#### Problem requirements:
Could you return, unchanged, every line of the listing below, starting with its first line and continuing up to and including the line with "histogram-bar [1678,1002,1741,1415]"?

#### Provided entries:
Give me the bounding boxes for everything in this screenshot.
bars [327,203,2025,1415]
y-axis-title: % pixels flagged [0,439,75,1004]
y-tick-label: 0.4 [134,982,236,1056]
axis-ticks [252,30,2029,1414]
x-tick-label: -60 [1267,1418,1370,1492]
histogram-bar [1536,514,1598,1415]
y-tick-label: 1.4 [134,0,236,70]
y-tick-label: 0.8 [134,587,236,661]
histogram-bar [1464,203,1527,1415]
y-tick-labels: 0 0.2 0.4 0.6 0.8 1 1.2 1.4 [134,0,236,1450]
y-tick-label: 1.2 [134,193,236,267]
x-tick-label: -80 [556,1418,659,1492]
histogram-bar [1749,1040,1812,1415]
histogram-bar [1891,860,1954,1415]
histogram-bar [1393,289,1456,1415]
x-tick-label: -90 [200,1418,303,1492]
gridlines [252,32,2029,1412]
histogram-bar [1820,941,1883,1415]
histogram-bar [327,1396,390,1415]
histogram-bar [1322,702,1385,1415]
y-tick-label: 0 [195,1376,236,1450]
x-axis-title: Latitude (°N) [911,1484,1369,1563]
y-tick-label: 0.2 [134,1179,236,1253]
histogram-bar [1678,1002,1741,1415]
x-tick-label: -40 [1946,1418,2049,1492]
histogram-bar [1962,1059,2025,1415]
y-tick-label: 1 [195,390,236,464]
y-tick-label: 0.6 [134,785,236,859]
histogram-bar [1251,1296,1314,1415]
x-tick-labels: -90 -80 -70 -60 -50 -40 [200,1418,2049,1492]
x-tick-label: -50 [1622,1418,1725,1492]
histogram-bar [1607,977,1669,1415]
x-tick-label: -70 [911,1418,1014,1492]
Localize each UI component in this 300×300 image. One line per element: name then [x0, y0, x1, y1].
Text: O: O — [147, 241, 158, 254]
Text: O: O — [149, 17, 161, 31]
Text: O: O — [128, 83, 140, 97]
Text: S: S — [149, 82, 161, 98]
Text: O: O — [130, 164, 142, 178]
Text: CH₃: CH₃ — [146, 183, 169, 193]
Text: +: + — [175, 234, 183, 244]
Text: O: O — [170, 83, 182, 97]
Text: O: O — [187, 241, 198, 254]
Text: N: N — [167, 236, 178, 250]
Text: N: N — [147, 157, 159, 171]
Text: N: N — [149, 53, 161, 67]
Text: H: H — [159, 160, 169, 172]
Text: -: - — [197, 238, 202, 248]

#### Answer below:
Give me the bounding boxes for everything in this screenshot.
bars [327,203,2025,1415]
y-axis-title: % pixels flagged [0,439,75,1004]
y-tick-label: 0.4 [134,982,236,1056]
axis-ticks [252,30,2029,1414]
x-tick-label: -60 [1267,1418,1370,1492]
histogram-bar [1536,514,1598,1415]
y-tick-label: 1.4 [134,0,236,70]
y-tick-label: 0.8 [134,587,236,661]
histogram-bar [1464,203,1527,1415]
y-tick-labels: 0 0.2 0.4 0.6 0.8 1 1.2 1.4 [134,0,236,1450]
y-tick-label: 1.2 [134,193,236,267]
x-tick-label: -80 [556,1418,659,1492]
histogram-bar [1749,1040,1812,1415]
histogram-bar [1891,860,1954,1415]
histogram-bar [1393,289,1456,1415]
x-tick-label: -90 [200,1418,303,1492]
gridlines [252,32,2029,1412]
histogram-bar [1820,941,1883,1415]
histogram-bar [327,1396,390,1415]
histogram-bar [1322,702,1385,1415]
y-tick-label: 0 [195,1376,236,1450]
x-axis-title: Latitude (°N) [911,1484,1369,1563]
y-tick-label: 0.2 [134,1179,236,1253]
histogram-bar [1678,1002,1741,1415]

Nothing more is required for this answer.